===== Material =====
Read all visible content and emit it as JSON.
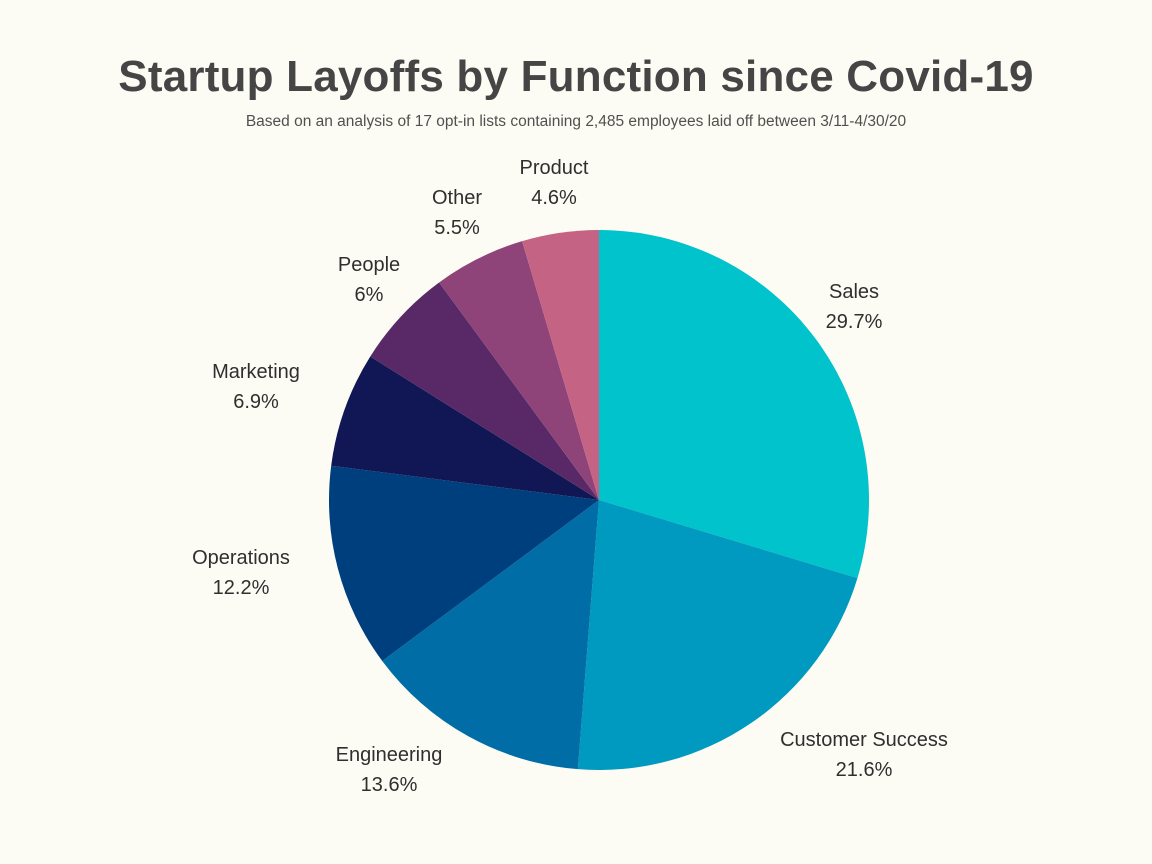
{
  "chart_data": {
    "type": "pie",
    "title": "Startup Layoffs by Function since Covid-19",
    "subtitle": "Based on an analysis of 17 opt-in lists containing 2,485 employees laid off between 3/11-4/30/20",
    "slices": [
      {
        "label": "Sales",
        "value": 29.7,
        "value_label": "29.7%",
        "color": "#00c3cb"
      },
      {
        "label": "Customer Success",
        "value": 21.6,
        "value_label": "21.6%",
        "color": "#0099bf"
      },
      {
        "label": "Engineering",
        "value": 13.6,
        "value_label": "13.6%",
        "color": "#006da6"
      },
      {
        "label": "Operations",
        "value": 12.2,
        "value_label": "12.2%",
        "color": "#003f7e"
      },
      {
        "label": "Marketing",
        "value": 6.9,
        "value_label": "6.9%",
        "color": "#101754"
      },
      {
        "label": "People",
        "value": 6,
        "value_label": "6%",
        "color": "#582966"
      },
      {
        "label": "Other",
        "value": 5.5,
        "value_label": "5.5%",
        "color": "#8f4479"
      },
      {
        "label": "Product",
        "value": 4.6,
        "value_label": "4.6%",
        "color": "#c56384"
      }
    ],
    "start": "12 o'clock",
    "direction": "clockwise",
    "legend": "none",
    "labels": "outside"
  }
}
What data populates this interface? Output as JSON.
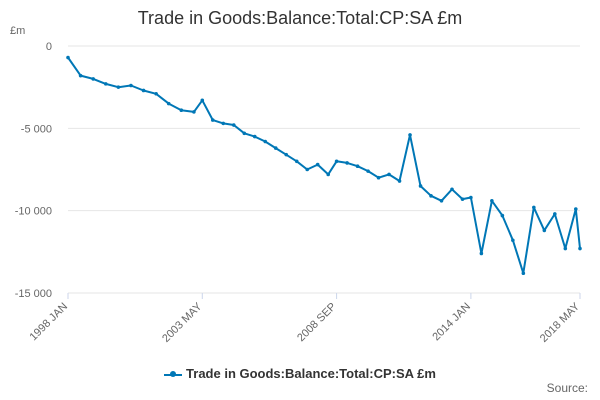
{
  "chart_data": {
    "type": "line",
    "title": "Trade in Goods:Balance:Total:CP:SA £m",
    "ylabel": "£m",
    "xlabel": "",
    "ylim": [
      -15000,
      0
    ],
    "yticks": [
      0,
      -5000,
      -10000,
      -15000
    ],
    "ytick_labels": [
      "0",
      "-5 000",
      "-10 000",
      "-15 000"
    ],
    "xlim": [
      "1998 JAN",
      "2018 MAY"
    ],
    "xtick_labels": [
      "1998 JAN",
      "2003 MAY",
      "2008 SEP",
      "2014 JAN",
      "2018 MAY"
    ],
    "grid": "horizontal",
    "legend_position": "bottom",
    "series": [
      {
        "name": "Trade in Goods:Balance:Total:CP:SA £m",
        "color": "#0077b6",
        "x": [
          "1998 JAN",
          "1998 JUL",
          "1999 JAN",
          "1999 JUL",
          "2000 JAN",
          "2000 JUL",
          "2001 JAN",
          "2001 JUL",
          "2002 JAN",
          "2002 JUL",
          "2003 JAN",
          "2003 MAY",
          "2003 OCT",
          "2004 MAR",
          "2004 AUG",
          "2005 JAN",
          "2005 JUN",
          "2005 NOV",
          "2006 APR",
          "2006 SEP",
          "2007 FEB",
          "2007 JUL",
          "2007 DEC",
          "2008 MAY",
          "2008 SEP",
          "2009 FEB",
          "2009 JUL",
          "2009 DEC",
          "2010 MAY",
          "2010 OCT",
          "2011 MAR",
          "2011 AUG",
          "2012 JAN",
          "2012 JUN",
          "2012 NOV",
          "2013 APR",
          "2013 SEP",
          "2014 JAN",
          "2014 JUN",
          "2014 NOV",
          "2015 APR",
          "2015 SEP",
          "2016 FEB",
          "2016 JUL",
          "2016 DEC",
          "2017 MAY",
          "2017 OCT",
          "2018 MAR",
          "2018 MAY"
        ],
        "values": [
          -700,
          -1800,
          -2000,
          -2300,
          -2500,
          -2400,
          -2700,
          -2900,
          -3500,
          -3900,
          -4000,
          -3300,
          -4500,
          -4700,
          -4800,
          -5300,
          -5500,
          -5800,
          -6200,
          -6600,
          -7000,
          -7500,
          -7200,
          -7800,
          -7000,
          -7100,
          -7300,
          -7600,
          -8000,
          -7800,
          -8200,
          -5400,
          -8500,
          -9100,
          -9400,
          -8700,
          -9300,
          -9200,
          -12600,
          -9400,
          -10300,
          -11800,
          -13800,
          -9800,
          -11200,
          -10200,
          -12300,
          -9900,
          -12300
        ]
      }
    ]
  },
  "legend": {
    "label": "Trade in Goods:Balance:Total:CP:SA £m"
  },
  "credit": {
    "text": "Source:"
  }
}
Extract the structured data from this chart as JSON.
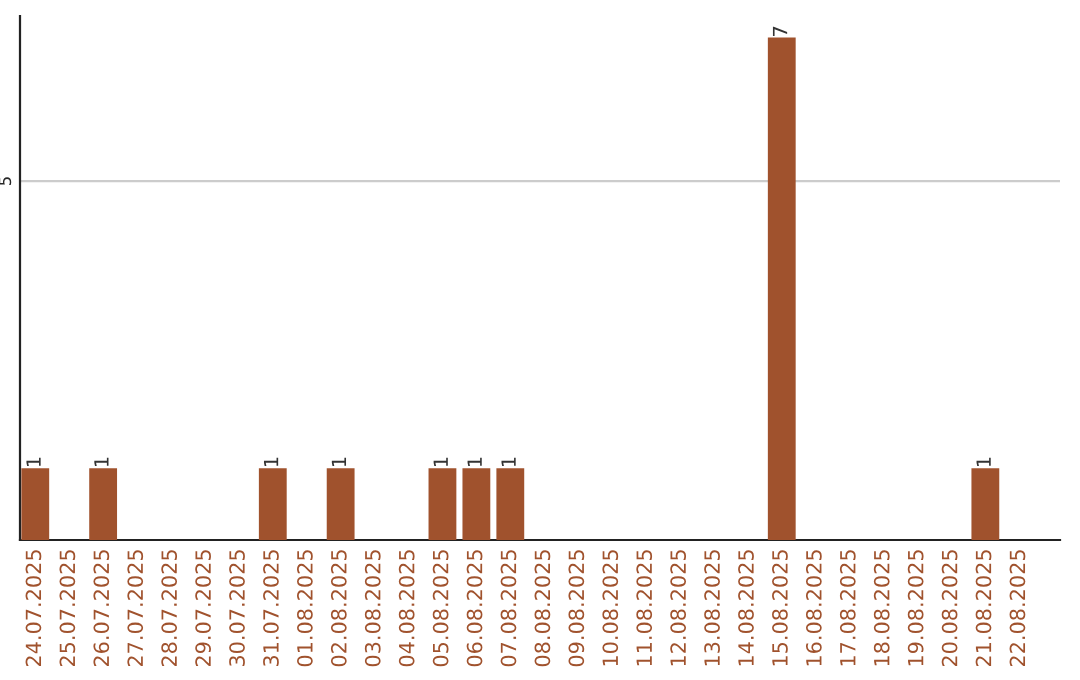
{
  "chart_data": {
    "type": "bar",
    "categories": [
      "24.07.2025",
      "25.07.2025",
      "26.07.2025",
      "27.07.2025",
      "28.07.2025",
      "29.07.2025",
      "30.07.2025",
      "31.07.2025",
      "01.08.2025",
      "02.08.2025",
      "03.08.2025",
      "04.08.2025",
      "05.08.2025",
      "06.08.2025",
      "07.08.2025",
      "08.08.2025",
      "09.08.2025",
      "10.08.2025",
      "11.08.2025",
      "12.08.2025",
      "13.08.2025",
      "14.08.2025",
      "15.08.2025",
      "16.08.2025",
      "17.08.2025",
      "18.08.2025",
      "19.08.2025",
      "20.08.2025",
      "21.08.2025",
      "22.08.2025"
    ],
    "values": [
      1,
      0,
      1,
      0,
      0,
      0,
      0,
      1,
      0,
      1,
      0,
      0,
      1,
      1,
      1,
      0,
      0,
      0,
      0,
      0,
      0,
      0,
      7,
      0,
      0,
      0,
      0,
      0,
      1,
      0
    ],
    "value_labels": [
      "1",
      null,
      "1",
      null,
      null,
      null,
      null,
      "1",
      null,
      "1",
      null,
      null,
      "1",
      "1",
      "1",
      null,
      null,
      null,
      null,
      null,
      null,
      null,
      "7",
      null,
      null,
      null,
      null,
      null,
      "1",
      null
    ],
    "color": "#a0522d",
    "ylim": [
      0,
      7.3
    ],
    "yticks": [
      5
    ],
    "grid": "y",
    "legend": false
  }
}
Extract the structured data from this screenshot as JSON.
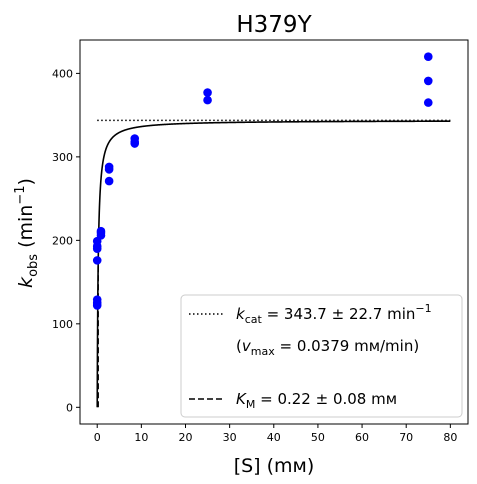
=====
Goal:
What do the lines above say from the line containing "Extract the structured data from this chart" through the last line? Quote them exactly, both ends included, and leave out the pictures.

Response to the task:
Extract the structured data from this chart as JSON.
{
  "chart_data": {
    "type": "bar",
    "categories": [
      "24.07.2025",
      "25.07.2025",
      "26.07.2025",
      "27.07.2025",
      "28.07.2025",
      "29.07.2025",
      "30.07.2025",
      "31.07.2025",
      "01.08.2025",
      "02.08.2025",
      "03.08.2025",
      "04.08.2025",
      "05.08.2025",
      "06.08.2025",
      "07.08.2025",
      "08.08.2025",
      "09.08.2025",
      "10.08.2025",
      "11.08.2025",
      "12.08.2025",
      "13.08.2025",
      "14.08.2025",
      "15.08.2025",
      "16.08.2025",
      "17.08.2025",
      "18.08.2025",
      "19.08.2025",
      "20.08.2025",
      "21.08.2025",
      "22.08.2025"
    ],
    "values": [
      1,
      0,
      1,
      0,
      0,
      0,
      0,
      1,
      0,
      1,
      0,
      0,
      1,
      1,
      1,
      0,
      0,
      0,
      0,
      0,
      0,
      0,
      7,
      0,
      0,
      0,
      0,
      0,
      1,
      0
    ],
    "value_labels": [
      "1",
      null,
      "1",
      null,
      null,
      null,
      null,
      "1",
      null,
      "1",
      null,
      null,
      "1",
      "1",
      "1",
      null,
      null,
      null,
      null,
      null,
      null,
      null,
      "7",
      null,
      null,
      null,
      null,
      null,
      "1",
      null
    ],
    "color": "#a0522d",
    "ylim": [
      0,
      7.3
    ],
    "yticks": [
      5
    ],
    "grid": "y",
    "legend": false
  }
}
Extract the structured data from this screenshot as JSON.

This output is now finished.